=== What the exercise asks ===
Copy every line from the material below that holds "请画出图".
☆ ☆ ☆ ☆
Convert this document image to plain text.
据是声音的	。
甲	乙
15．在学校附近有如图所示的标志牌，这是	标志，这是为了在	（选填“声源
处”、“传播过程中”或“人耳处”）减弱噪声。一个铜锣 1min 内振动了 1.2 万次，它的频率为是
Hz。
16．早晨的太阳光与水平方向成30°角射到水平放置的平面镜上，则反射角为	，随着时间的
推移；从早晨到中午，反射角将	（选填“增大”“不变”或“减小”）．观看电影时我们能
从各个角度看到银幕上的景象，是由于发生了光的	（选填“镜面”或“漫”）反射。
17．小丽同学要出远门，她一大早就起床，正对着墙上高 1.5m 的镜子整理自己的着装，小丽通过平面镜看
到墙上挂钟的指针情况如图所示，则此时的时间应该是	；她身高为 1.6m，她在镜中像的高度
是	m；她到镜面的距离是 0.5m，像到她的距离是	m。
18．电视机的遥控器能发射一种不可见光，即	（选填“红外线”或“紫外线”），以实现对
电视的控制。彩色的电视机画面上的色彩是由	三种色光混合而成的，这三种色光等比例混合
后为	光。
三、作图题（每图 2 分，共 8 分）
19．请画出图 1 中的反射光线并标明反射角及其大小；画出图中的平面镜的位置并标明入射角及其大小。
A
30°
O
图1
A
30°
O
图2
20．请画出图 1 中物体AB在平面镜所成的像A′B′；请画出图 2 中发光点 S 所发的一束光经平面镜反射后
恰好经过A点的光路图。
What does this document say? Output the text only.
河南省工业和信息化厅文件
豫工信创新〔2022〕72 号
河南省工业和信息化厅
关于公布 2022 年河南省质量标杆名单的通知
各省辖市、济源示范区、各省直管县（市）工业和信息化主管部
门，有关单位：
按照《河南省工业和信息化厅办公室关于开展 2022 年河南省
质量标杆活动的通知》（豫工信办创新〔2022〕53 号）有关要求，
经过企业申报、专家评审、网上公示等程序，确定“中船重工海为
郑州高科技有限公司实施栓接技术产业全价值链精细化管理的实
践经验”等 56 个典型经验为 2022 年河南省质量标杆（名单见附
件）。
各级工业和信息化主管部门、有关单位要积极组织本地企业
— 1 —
☆ ☆ ☆ ☆
=== In response ===
19．请画出图 1 中的反射光线并标明反射角及其大小；画出图中的平面镜的位置并标明入射角及其大小。
20．请画出图 1 中物体AB在平面镜所成的像A′B′；请画出图 2 中发光点 S 所发的一束光经平面镜反射后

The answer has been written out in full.